Begin Data provided

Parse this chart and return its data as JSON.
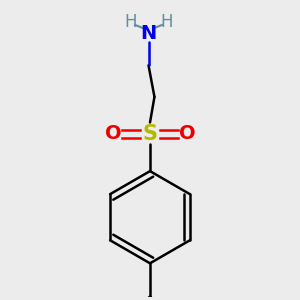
{
  "bg_color": "#ececec",
  "atom_colors": {
    "C": "#000000",
    "H": "#5f8fa0",
    "N": "#0000ee",
    "S": "#b8b800",
    "O": "#ee0000"
  },
  "figsize": [
    3.0,
    3.0
  ],
  "dpi": 100,
  "xlim": [
    -1.6,
    1.6
  ],
  "ylim": [
    -2.6,
    2.0
  ]
}
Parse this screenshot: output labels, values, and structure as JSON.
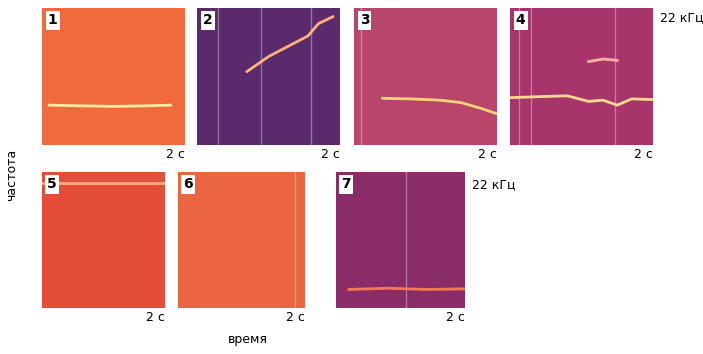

End Data provided

Short problem: Output all the records, word for word, with no pictures in the copy.

Exercise answer:
Parse this chart and return its data as JSON.
{
  "bg_color": "#ececec",
  "atom_colors": {
    "C": "#000000",
    "H": "#5f8fa0",
    "N": "#0000ee",
    "S": "#b8b800",
    "O": "#ee0000"
  },
  "figsize": [
    3.0,
    3.0
  ],
  "dpi": 100,
  "xlim": [
    -1.6,
    1.6
  ],
  "ylim": [
    -2.6,
    2.0
  ]
}
Parse this screenshot: output labels, values, and structure as JSON.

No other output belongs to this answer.